Using the data below, copy each line that includes the word "Enumerate".

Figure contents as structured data
'''

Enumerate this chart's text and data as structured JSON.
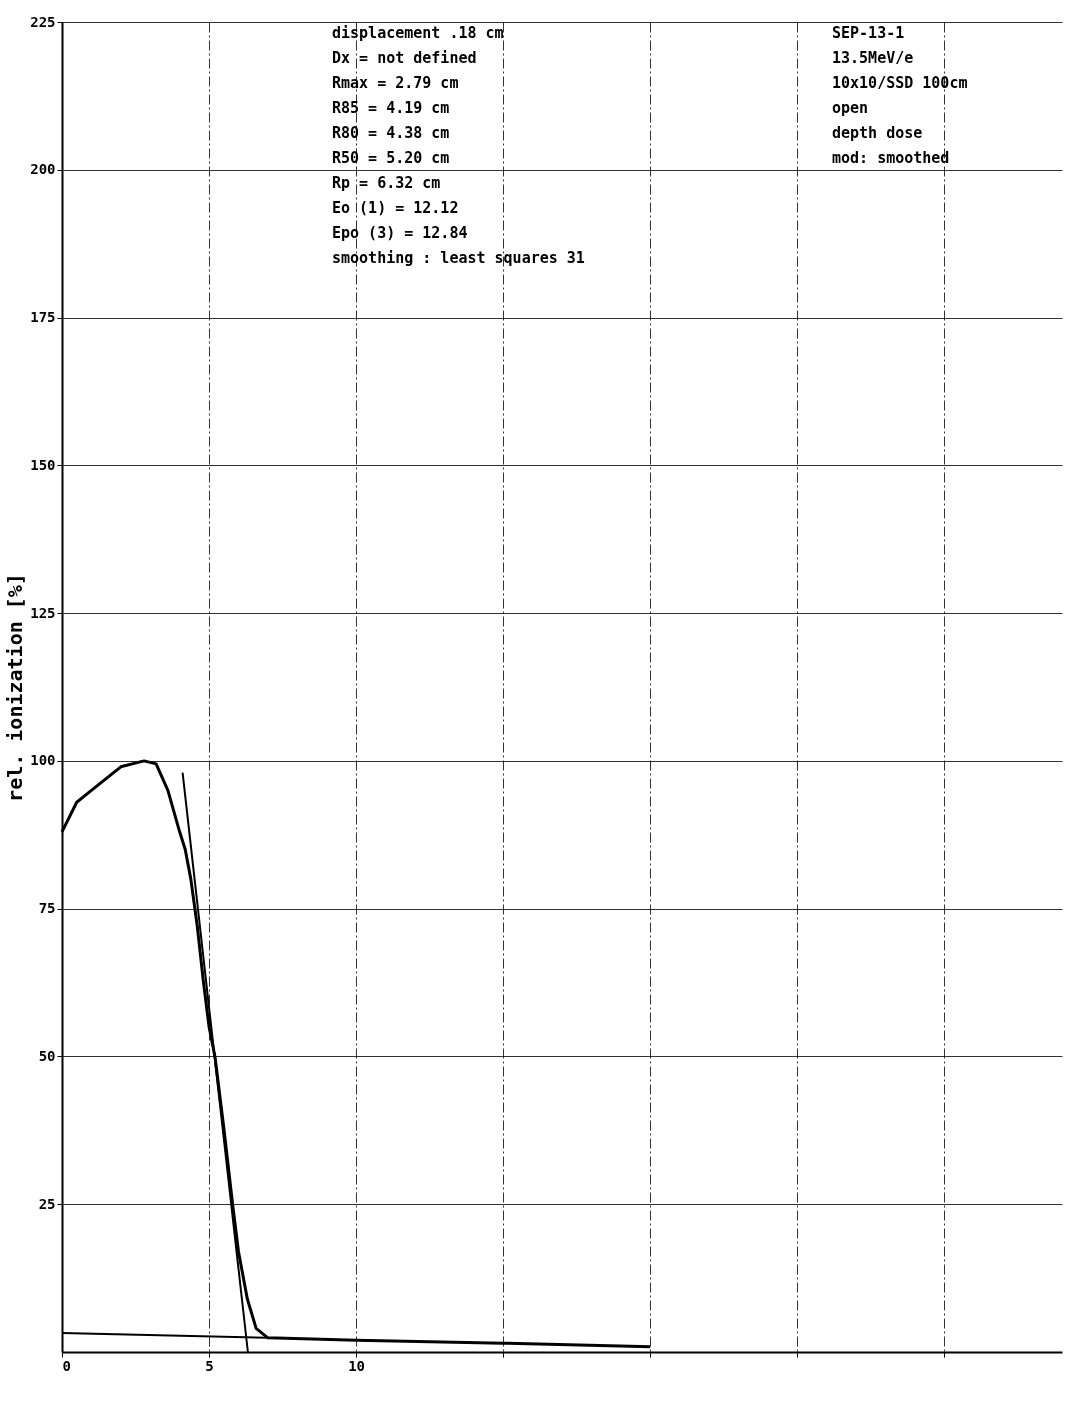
{
  "chart_data": {
    "type": "line",
    "ylabel": "rel. ionization [%]",
    "xlim": [
      0,
      34
    ],
    "ylim": [
      0,
      225
    ],
    "xticks": [
      0,
      5,
      10,
      {
        "value": 15,
        "label": null
      },
      {
        "value": 20,
        "label": null
      },
      {
        "value": 25,
        "label": null
      },
      {
        "value": 30,
        "label": null
      }
    ],
    "yticks": [
      25,
      50,
      75,
      100,
      125,
      150,
      175,
      200,
      225
    ],
    "grid": true,
    "marker": "none",
    "line_style": "solid",
    "series": [
      {
        "color": "#000000",
        "x": [
          0,
          0.5,
          1,
          1.5,
          2,
          2.79,
          3.2,
          3.6,
          4,
          4.19,
          4.38,
          4.6,
          4.8,
          5,
          5.2,
          5.5,
          5.8,
          6,
          6.3,
          6.6,
          7,
          10,
          15,
          20
        ],
        "values": [
          88,
          93,
          95,
          97,
          99,
          100,
          99.5,
          95,
          88,
          85,
          80,
          72,
          63,
          55,
          50,
          38,
          25,
          17,
          9,
          4,
          2.4,
          2,
          1.5,
          0.9
        ]
      },
      {
        "color": "#000000",
        "x": [
          4.1,
          6.32
        ],
        "values": [
          98,
          0
        ]
      },
      {
        "color": "#000000",
        "x": [
          0,
          7
        ],
        "values": [
          3.2,
          2.4
        ]
      }
    ],
    "annotations": [
      "displacement .18 cm",
      "Dx      = not defined",
      "Rmax    =  2.79 cm",
      "R85     =  4.19 cm",
      "R80     =  4.38 cm",
      "R50     =  5.20 cm",
      "Rp      =  6.32 cm",
      "Eo (1)  = 12.12",
      "Epo (3) = 12.84",
      "smoothing :  least squares  31",
      "SEP-13-1",
      "13.5MeV/e",
      "10x10/SSD 100cm",
      "open",
      "depth dose",
      "mod: smoothed"
    ]
  }
}
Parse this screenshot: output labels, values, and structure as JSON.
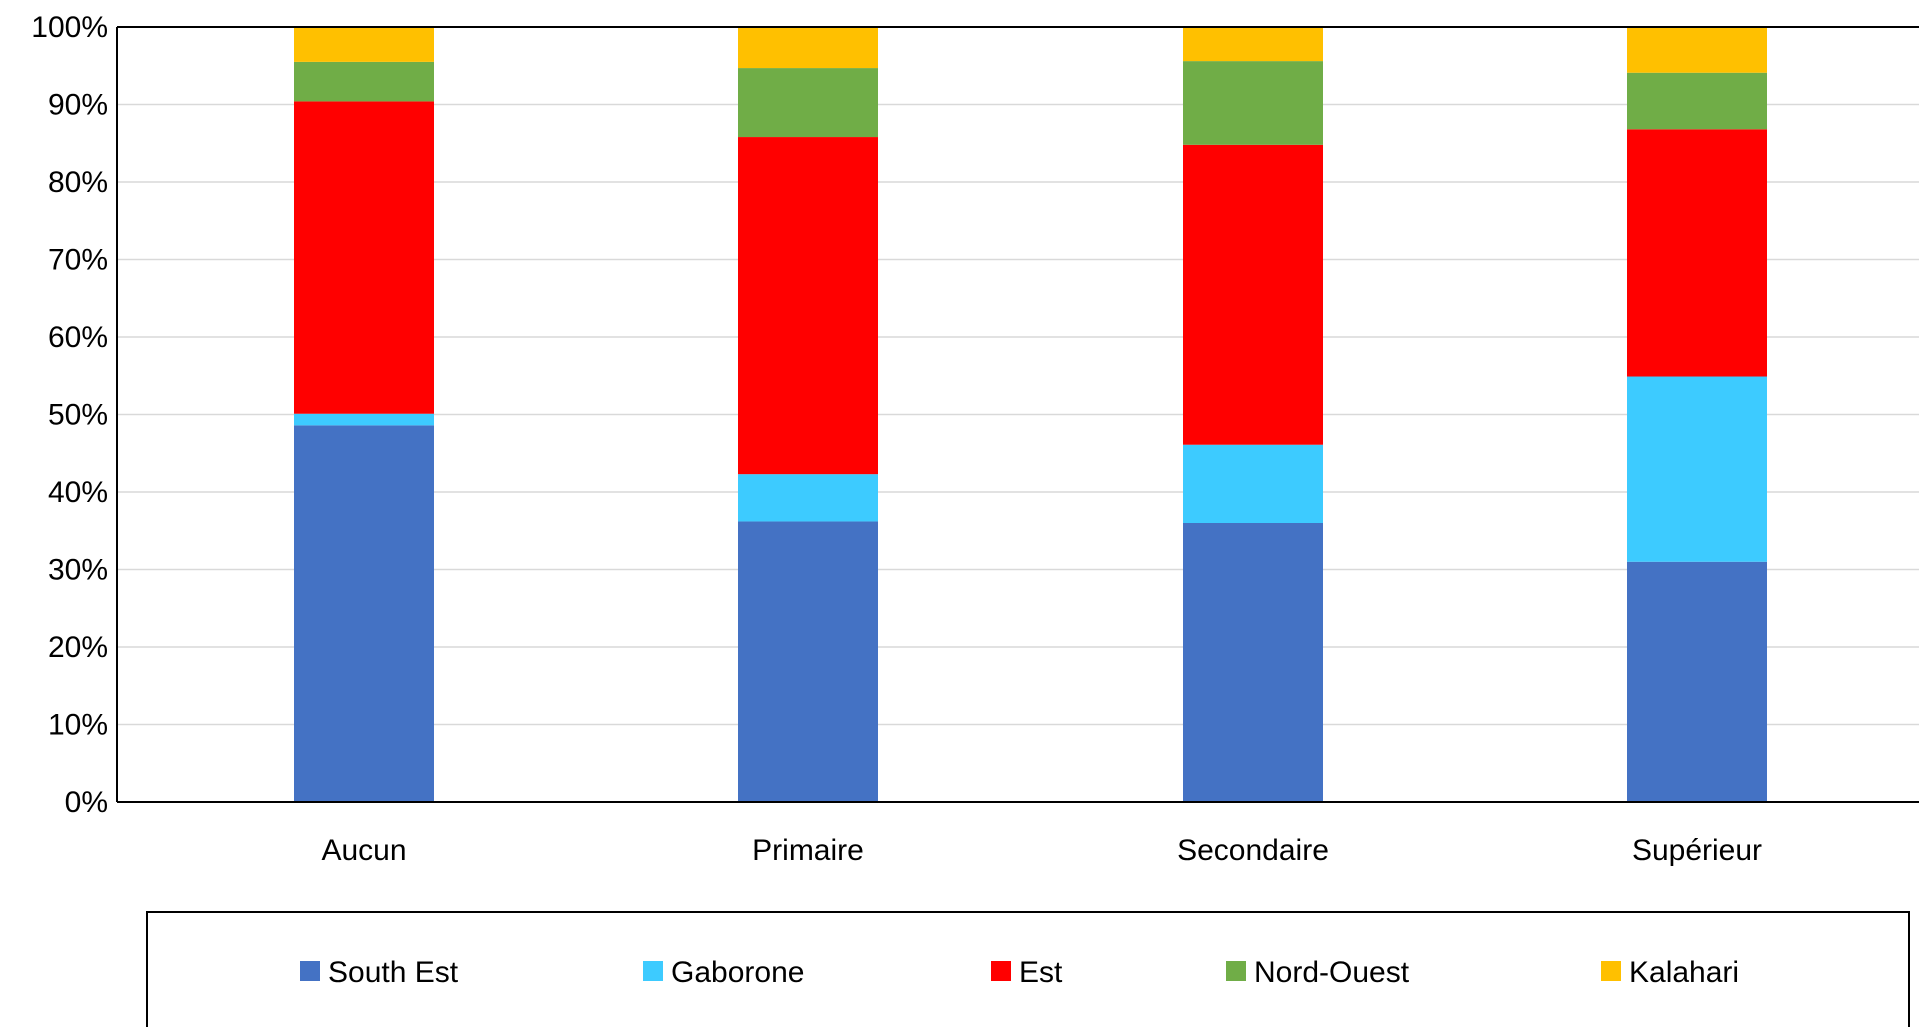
{
  "chart_data": {
    "type": "bar",
    "stacked": true,
    "categories": [
      "Aucun",
      "Primaire",
      "Secondaire",
      "Supérieur"
    ],
    "series": [
      {
        "name": "South Est",
        "color": "#4472C4",
        "values": [
          48.6,
          36.2,
          36.0,
          31.0
        ]
      },
      {
        "name": "Gaborone",
        "color": "#3DCBFF",
        "values": [
          1.5,
          6.1,
          10.1,
          23.9
        ]
      },
      {
        "name": "Est",
        "color": "#FF0000",
        "values": [
          40.3,
          43.5,
          38.7,
          31.9
        ]
      },
      {
        "name": "Nord-Ouest",
        "color": "#70AD47",
        "values": [
          5.1,
          8.9,
          10.8,
          7.3
        ]
      },
      {
        "name": "Kalahari",
        "color": "#FFC000",
        "values": [
          4.5,
          5.3,
          4.4,
          5.9
        ]
      }
    ],
    "yticks": [
      "0%",
      "10%",
      "20%",
      "30%",
      "40%",
      "50%",
      "60%",
      "70%",
      "80%",
      "90%",
      "100%"
    ],
    "ylim": [
      0,
      100
    ],
    "grid": true,
    "legend_position": "bottom"
  }
}
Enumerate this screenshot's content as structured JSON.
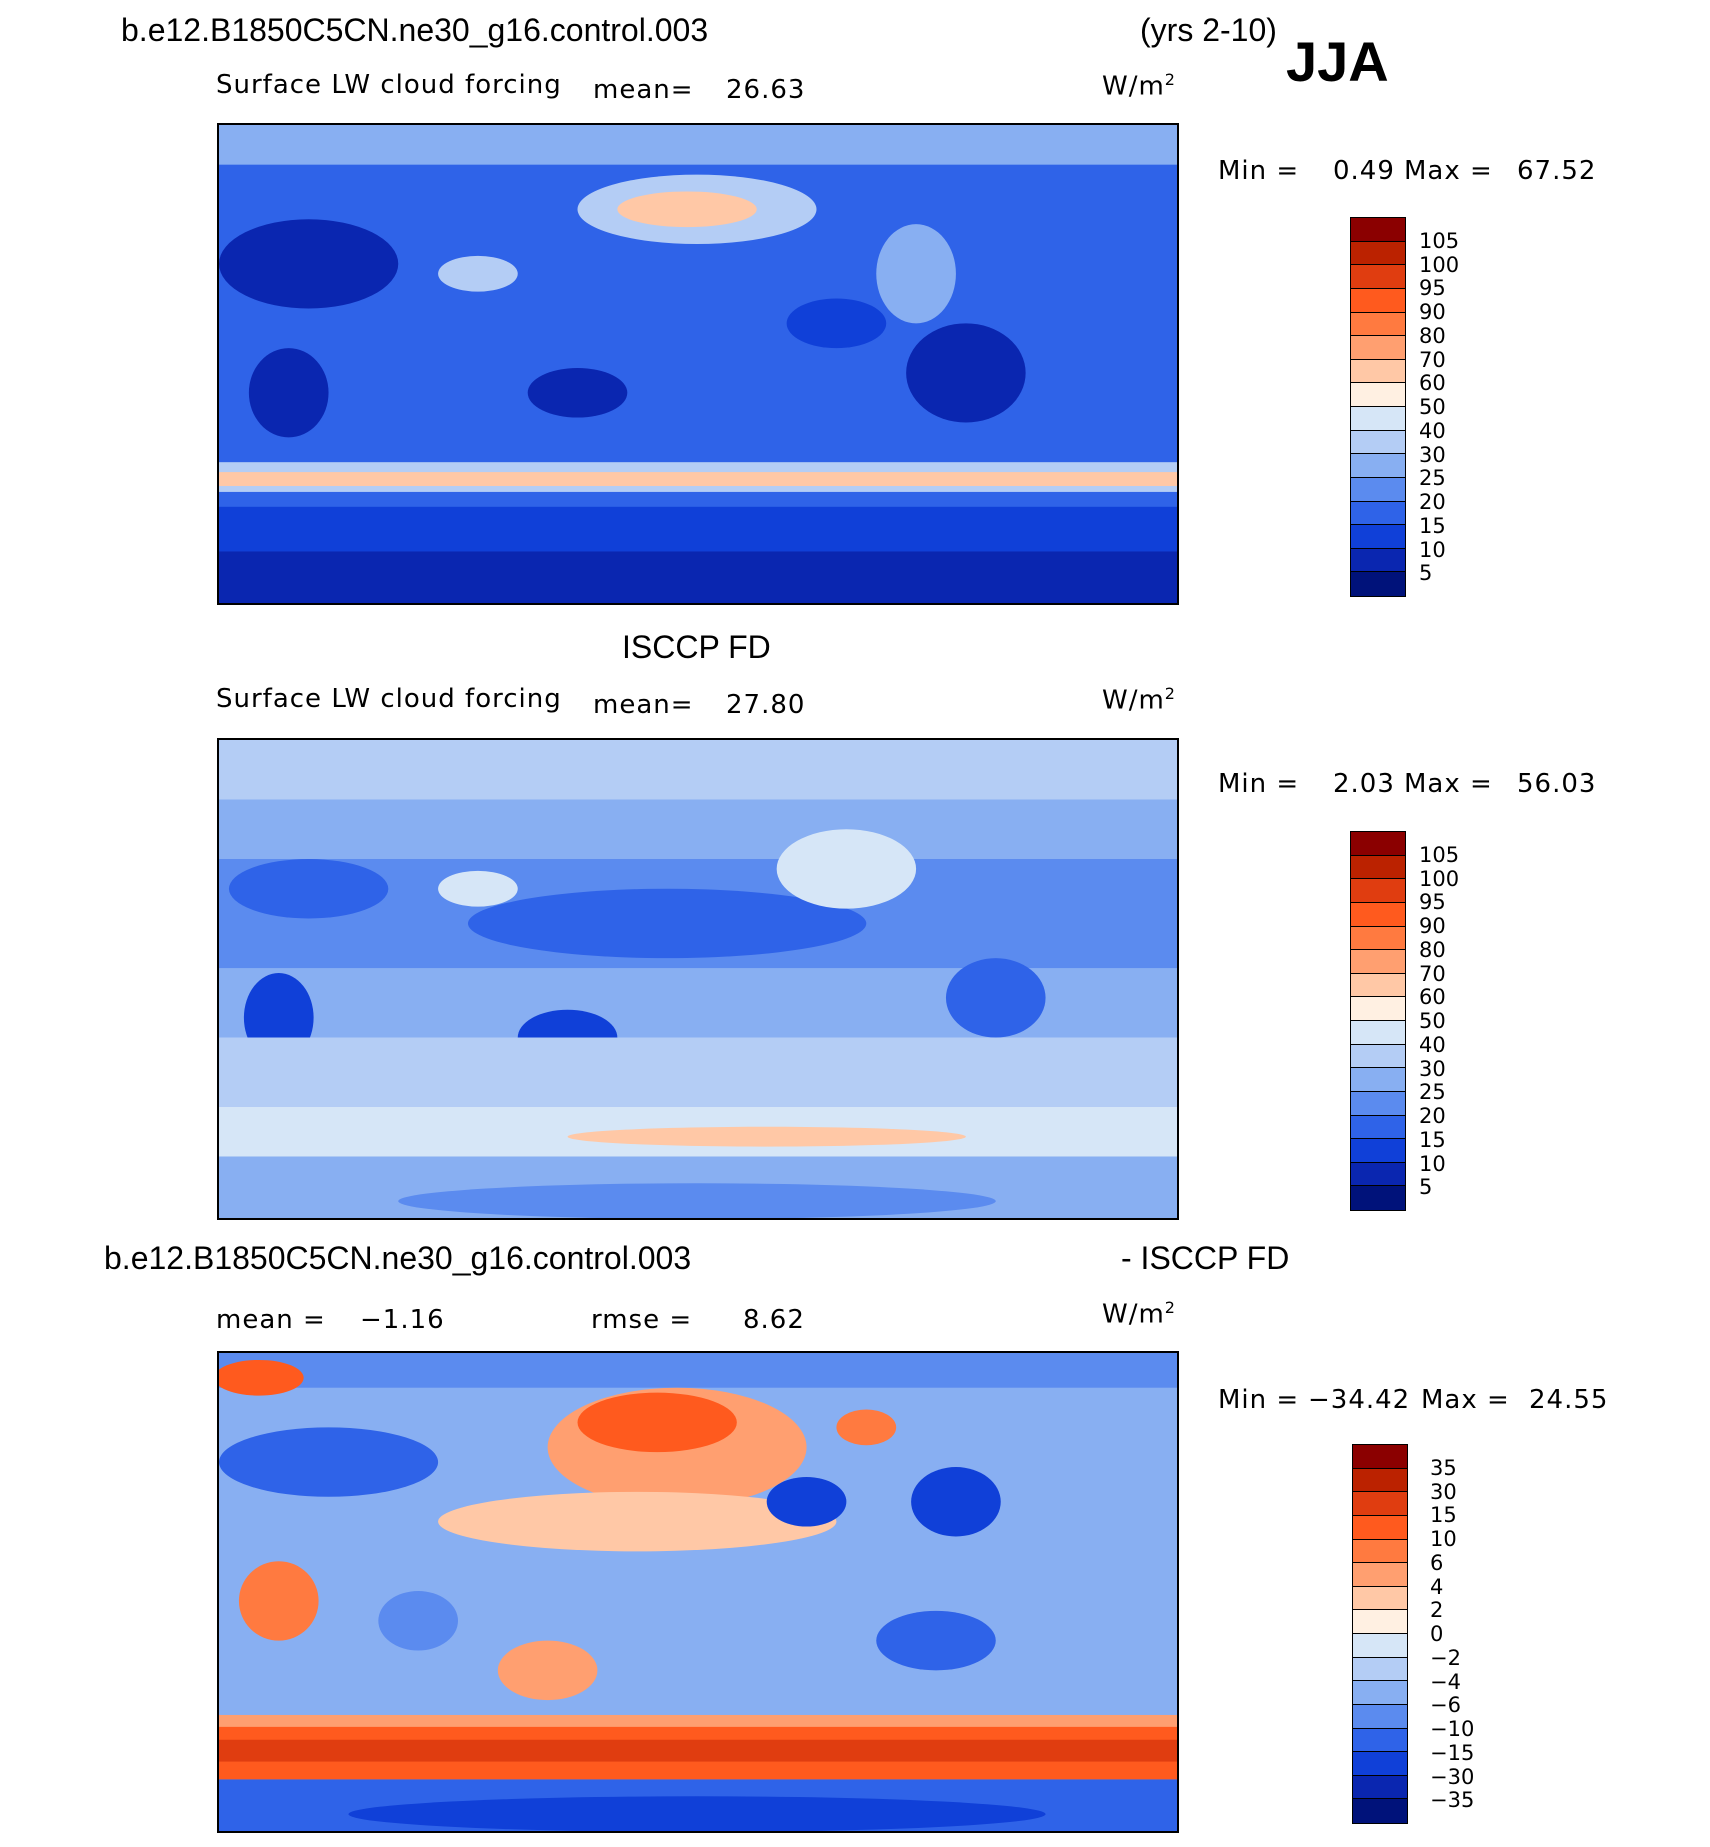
{
  "header": {
    "case_name": "b.e12.B1850C5CN.ne30_g16.control.003",
    "years": "(yrs 2-10)",
    "season": "JJA"
  },
  "panel1": {
    "variable": "Surface LW cloud forcing",
    "mean_label": "mean=",
    "mean_value": "26.63",
    "units_base": "W/m",
    "units_exp": "2",
    "min_label": "Min =",
    "min_value": "0.49",
    "max_label": "Max =",
    "max_value": "67.52"
  },
  "panel2": {
    "title": "ISCCP FD",
    "variable": "Surface LW cloud forcing",
    "mean_label": "mean=",
    "mean_value": "27.80",
    "units_base": "W/m",
    "units_exp": "2",
    "min_label": "Min =",
    "min_value": "2.03",
    "max_label": "Max =",
    "max_value": "56.03"
  },
  "panel3": {
    "title_left": "b.e12.B1850C5CN.ne30_g16.control.003",
    "title_right": "- ISCCP FD",
    "mean_label": "mean =",
    "mean_value": "−1.16",
    "rmse_label": "rmse =",
    "rmse_value": "8.62",
    "units_base": "W/m",
    "units_exp": "2",
    "min_label": "Min =",
    "min_value": "−34.42",
    "max_label": "Max =",
    "max_value": "24.55"
  },
  "colorbar_abs": {
    "labels": [
      "105",
      "100",
      "95",
      "90",
      "80",
      "70",
      "60",
      "50",
      "40",
      "30",
      "25",
      "20",
      "15",
      "10",
      "5"
    ],
    "colors": [
      "#8b0000",
      "#bb2200",
      "#e03d10",
      "#ff5a1e",
      "#ff7a40",
      "#ff9f70",
      "#ffc8a6",
      "#fff0e2",
      "#d6e6f7",
      "#b4cdf5",
      "#88aff2",
      "#5b8bef",
      "#2f63e8",
      "#1040d8",
      "#0a26b0",
      "#00127a"
    ]
  },
  "colorbar_diff": {
    "labels": [
      "35",
      "30",
      "15",
      "10",
      "6",
      "4",
      "2",
      "0",
      "−2",
      "−4",
      "−6",
      "−10",
      "−15",
      "−30",
      "−35"
    ],
    "colors": [
      "#8b0000",
      "#bb2200",
      "#e03d10",
      "#ff5a1e",
      "#ff7a40",
      "#ff9f70",
      "#ffc8a6",
      "#fff0e2",
      "#d6e6f7",
      "#b4cdf5",
      "#88aff2",
      "#5b8bef",
      "#2f63e8",
      "#1040d8",
      "#0a26b0",
      "#00127a"
    ]
  }
}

'''

- _Solution below_
Enumerate this chart's text and data as structured JSON.
Enumerate this screenshot's content as structured JSON.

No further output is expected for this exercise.